● WORK TO DO
Extract all lines containing "Linear".

>>>>

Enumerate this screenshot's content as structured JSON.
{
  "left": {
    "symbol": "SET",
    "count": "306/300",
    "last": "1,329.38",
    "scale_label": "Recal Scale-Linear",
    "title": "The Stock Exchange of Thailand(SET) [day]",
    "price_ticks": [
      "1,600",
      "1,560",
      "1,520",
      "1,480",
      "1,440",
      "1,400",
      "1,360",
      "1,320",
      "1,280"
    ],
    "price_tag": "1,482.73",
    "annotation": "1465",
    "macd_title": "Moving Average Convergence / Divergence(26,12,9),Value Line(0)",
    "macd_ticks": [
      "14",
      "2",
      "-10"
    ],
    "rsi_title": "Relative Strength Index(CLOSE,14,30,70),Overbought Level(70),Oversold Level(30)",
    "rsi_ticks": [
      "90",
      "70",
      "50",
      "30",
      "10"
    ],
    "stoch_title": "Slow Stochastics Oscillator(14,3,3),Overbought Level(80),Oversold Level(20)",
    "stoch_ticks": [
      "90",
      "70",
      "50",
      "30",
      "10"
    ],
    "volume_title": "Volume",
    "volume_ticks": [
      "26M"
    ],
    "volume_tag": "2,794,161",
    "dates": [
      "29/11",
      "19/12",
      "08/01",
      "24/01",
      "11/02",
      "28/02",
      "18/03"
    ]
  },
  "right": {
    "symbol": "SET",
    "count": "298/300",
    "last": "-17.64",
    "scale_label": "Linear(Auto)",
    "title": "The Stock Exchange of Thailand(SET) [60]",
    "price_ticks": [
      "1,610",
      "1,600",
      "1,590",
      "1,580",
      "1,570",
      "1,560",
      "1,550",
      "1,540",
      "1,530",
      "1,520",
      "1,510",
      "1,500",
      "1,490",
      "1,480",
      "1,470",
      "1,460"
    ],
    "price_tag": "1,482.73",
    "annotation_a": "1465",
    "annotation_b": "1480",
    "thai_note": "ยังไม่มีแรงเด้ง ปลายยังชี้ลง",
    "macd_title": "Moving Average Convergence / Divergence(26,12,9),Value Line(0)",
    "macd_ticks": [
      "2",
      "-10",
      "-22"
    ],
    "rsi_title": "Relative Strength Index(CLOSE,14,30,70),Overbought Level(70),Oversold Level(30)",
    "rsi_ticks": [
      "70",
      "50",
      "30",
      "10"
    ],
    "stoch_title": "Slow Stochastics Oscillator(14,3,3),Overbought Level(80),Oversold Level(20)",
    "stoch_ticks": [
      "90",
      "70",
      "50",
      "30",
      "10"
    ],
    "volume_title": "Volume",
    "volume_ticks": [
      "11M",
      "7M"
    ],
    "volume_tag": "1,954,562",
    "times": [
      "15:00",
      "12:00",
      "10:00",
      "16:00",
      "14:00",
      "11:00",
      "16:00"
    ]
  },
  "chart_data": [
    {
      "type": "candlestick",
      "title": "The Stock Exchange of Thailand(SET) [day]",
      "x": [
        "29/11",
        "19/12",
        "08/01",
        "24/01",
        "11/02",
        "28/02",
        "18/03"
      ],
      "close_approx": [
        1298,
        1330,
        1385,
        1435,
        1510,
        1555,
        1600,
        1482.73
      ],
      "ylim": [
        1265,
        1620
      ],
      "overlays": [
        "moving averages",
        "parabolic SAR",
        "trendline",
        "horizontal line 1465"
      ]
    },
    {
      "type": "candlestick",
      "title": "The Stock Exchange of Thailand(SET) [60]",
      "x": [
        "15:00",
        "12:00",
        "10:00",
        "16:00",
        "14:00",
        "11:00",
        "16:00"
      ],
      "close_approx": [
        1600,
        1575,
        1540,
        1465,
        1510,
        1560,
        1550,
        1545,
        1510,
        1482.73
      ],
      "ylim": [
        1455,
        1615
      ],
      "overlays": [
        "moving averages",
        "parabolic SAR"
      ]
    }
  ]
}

<<<<

● REPLY TO THE EXERCISE
    "scale_label": "Recal Scale-Linear",
    "scale_label": "Linear(Auto)",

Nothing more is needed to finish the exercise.